SHORT TASK.
Write each line out again exactly as written.

--- Start EXERCISE MATERIALS ---

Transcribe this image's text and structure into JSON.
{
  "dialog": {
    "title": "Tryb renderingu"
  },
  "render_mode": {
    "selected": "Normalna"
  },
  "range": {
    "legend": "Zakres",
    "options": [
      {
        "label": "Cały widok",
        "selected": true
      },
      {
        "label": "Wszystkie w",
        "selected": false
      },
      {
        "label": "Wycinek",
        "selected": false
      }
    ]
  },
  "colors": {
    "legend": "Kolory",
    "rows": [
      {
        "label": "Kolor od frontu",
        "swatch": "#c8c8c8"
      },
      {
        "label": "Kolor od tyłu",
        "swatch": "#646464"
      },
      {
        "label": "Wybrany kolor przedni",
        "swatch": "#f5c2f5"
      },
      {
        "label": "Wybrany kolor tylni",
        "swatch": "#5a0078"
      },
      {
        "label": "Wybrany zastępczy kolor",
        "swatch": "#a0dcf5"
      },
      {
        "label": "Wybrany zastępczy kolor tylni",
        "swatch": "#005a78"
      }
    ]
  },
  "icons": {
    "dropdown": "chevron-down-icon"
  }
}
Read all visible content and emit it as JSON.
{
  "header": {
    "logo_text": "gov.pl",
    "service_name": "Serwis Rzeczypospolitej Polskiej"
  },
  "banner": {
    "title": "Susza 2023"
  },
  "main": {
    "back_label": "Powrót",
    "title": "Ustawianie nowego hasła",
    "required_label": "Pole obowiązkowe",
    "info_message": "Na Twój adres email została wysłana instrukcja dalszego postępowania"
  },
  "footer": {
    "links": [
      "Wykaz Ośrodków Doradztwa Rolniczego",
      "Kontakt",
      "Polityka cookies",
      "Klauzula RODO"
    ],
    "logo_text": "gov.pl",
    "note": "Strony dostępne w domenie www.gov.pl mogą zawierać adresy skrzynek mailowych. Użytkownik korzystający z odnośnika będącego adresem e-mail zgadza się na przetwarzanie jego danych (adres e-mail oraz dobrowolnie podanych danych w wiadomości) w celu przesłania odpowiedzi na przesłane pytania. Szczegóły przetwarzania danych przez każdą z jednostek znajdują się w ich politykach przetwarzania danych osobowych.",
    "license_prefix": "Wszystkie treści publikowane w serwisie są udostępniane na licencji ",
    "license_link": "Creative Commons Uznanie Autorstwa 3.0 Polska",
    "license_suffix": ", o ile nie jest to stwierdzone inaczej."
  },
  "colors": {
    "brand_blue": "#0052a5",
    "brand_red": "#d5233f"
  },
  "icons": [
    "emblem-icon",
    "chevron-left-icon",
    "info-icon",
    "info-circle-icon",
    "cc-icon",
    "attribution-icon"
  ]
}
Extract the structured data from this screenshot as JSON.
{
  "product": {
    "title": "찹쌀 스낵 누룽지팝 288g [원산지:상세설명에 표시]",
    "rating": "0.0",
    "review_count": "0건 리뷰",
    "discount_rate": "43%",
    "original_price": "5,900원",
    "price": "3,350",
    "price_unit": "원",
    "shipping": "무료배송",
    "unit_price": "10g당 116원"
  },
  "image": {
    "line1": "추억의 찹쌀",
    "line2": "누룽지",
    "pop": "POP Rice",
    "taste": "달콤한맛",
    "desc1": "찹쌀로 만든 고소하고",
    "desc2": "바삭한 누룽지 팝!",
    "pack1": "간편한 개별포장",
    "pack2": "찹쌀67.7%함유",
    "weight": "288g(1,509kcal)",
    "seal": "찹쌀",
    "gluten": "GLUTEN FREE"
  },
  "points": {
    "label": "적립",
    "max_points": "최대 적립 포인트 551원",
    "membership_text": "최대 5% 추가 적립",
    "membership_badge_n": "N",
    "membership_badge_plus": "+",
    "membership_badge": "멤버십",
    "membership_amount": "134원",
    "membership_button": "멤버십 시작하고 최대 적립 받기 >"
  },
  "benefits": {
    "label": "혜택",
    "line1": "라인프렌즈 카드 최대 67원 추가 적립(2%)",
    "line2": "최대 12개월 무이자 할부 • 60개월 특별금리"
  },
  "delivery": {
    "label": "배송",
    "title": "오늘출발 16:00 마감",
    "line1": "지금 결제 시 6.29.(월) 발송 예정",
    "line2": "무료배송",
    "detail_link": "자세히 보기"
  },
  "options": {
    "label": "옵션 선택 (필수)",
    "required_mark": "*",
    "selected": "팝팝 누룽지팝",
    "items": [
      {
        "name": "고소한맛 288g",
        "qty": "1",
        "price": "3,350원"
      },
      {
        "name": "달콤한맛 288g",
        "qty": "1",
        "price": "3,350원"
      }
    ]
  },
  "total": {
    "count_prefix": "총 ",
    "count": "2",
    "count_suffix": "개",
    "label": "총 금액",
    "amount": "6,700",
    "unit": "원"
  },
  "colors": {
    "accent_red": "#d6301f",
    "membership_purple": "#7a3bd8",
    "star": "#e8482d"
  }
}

--- End EXERCISE MATERIALS ---

OUTPUT.
Transcribe this image's text and structure into JSON.
{
  "dialog": {
    "title": "Tryb renderingu"
  },
  "render_mode": {
    "selected": "Normalna"
  },
  "range": {
    "legend": "Zakres",
    "options": [
      {
        "label": "Cały widok",
        "selected": true
      },
      {
        "label": "Wszystkie w",
        "selected": false
      },
      {
        "label": "Wycinek",
        "selected": false
      }
    ]
  },
  "colors": {
    "legend": "Kolory",
    "rows": [
      {
        "label": "Kolor od frontu",
        "swatch": "#c8c8c8"
      },
      {
        "label": "Kolor od tyłu",
        "swatch": "#646464"
      },
      {
        "label": "Wybrany kolor przedni",
        "swatch": "#f5c2f5"
      },
      {
        "label": "Wybrany kolor tylni",
        "swatch": "#5a0078"
      },
      {
        "label": "Wybrany zastępczy kolor",
        "swatch": "#a0dcf5"
      },
      {
        "label": "Wybrany zastępczy kolor tylni",
        "swatch": "#005a78"
      }
    ]
  },
  "icons": {
    "dropdown": "chevron-down-icon"
  }
}
Read all visible content and emit it as JSON.
{
  "header": {
    "logo_text": "gov.pl",
    "service_name": "Serwis Rzeczypospolitej Polskiej"
  },
  "banner": {
    "title": "Susza 2023"
  },
  "main": {
    "back_label": "Powrót",
    "title": "Ustawianie nowego hasła",
    "required_label": "Pole obowiązkowe",
    "info_message": "Na Twój adres email została wysłana instrukcja dalszego postępowania"
  },
  "footer": {
    "links": [
      "Wykaz Ośrodków Doradztwa Rolniczego",
      "Kontakt",
      "Polityka cookies",
      "Klauzula RODO"
    ],
    "logo_text": "gov.pl",
    "note": "Strony dostępne w domenie www.gov.pl mogą zawierać adresy skrzynek mailowych. Użytkownik korzystający z odnośnika będącego adresem e-mail zgadza się na przetwarzanie jego danych (adres e-mail oraz dobrowolnie podanych danych w wiadomości) w celu przesłania odpowiedzi na przesłane pytania. Szczegóły przetwarzania danych przez każdą z jednostek znajdują się w ich politykach przetwarzania danych osobowych.",
    "license_prefix": "Wszystkie treści publikowane w serwisie są udostępniane na licencji ",
    "license_link": "Creative Commons Uznanie Autorstwa 3.0 Polska",
    "license_suffix": ", o ile nie jest to stwierdzone inaczej."
  },
  "colors": {
    "brand_blue": "#0052a5",
    "brand_red": "#d5233f"
  },
  "icons": [
    "emblem-icon",
    "chevron-left-icon",
    "info-icon",
    "info-circle-icon",
    "cc-icon",
    "attribution-icon"
  ]
}
Extract the structured data from this screenshot as JSON.
{
  "product": {
    "title": "찹쌀 스낵 누룽지팝 288g [원산지:상세설명에 표시]",
    "rating": "0.0",
    "review_count": "0건 리뷰",
    "discount_rate": "43%",
    "original_price": "5,900원",
    "price": "3,350",
    "price_unit": "원",
    "shipping": "무료배송",
    "unit_price": "10g당 116원"
  },
  "image": {
    "line1": "추억의 찹쌀",
    "line2": "누룽지",
    "pop": "POP Rice",
    "taste": "달콤한맛",
    "desc1": "찹쌀로 만든 고소하고",
    "desc2": "바삭한 누룽지 팝!",
    "pack1": "간편한 개별포장",
    "pack2": "찹쌀67.7%함유",
    "weight": "288g(1,509kcal)",
    "seal": "찹쌀",
    "gluten": "GLUTEN FREE"
  },
  "points": {
    "label": "적립",
    "max_points": "최대 적립 포인트 551원",
    "membership_text": "최대 5% 추가 적립",
    "membership_badge_n": "N",
    "membership_badge_plus": "+",
    "membership_badge": "멤버십",
    "membership_amount": "134원",
    "membership_button": "멤버십 시작하고 최대 적립 받기 >"
  },
  "benefits": {
    "label": "혜택",
    "line1": "라인프렌즈 카드 최대 67원 추가 적립(2%)",
    "line2": "최대 12개월 무이자 할부 • 60개월 특별금리"
  },
  "delivery": {
    "label": "배송",
    "title": "오늘출발 16:00 마감",
    "line1": "지금 결제 시 6.29.(월) 발송 예정",
    "line2": "무료배송",
    "detail_link": "자세히 보기"
  },
  "options": {
    "label": "옵션 선택 (필수)",
    "required_mark": "*",
    "selected": "팝팝 누룽지팝",
    "items": [
      {
        "name": "고소한맛 288g",
        "qty": "1",
        "price": "3,350원"
      },
      {
        "name": "달콤한맛 288g",
        "qty": "1",
        "price": "3,350원"
      }
    ]
  },
  "total": {
    "count_prefix": "총 ",
    "count": "2",
    "count_suffix": "개",
    "label": "총 금액",
    "amount": "6,700",
    "unit": "원"
  },
  "colors": {
    "accent_red": "#d6301f",
    "membership_purple": "#7a3bd8",
    "star": "#e8482d"
  }
}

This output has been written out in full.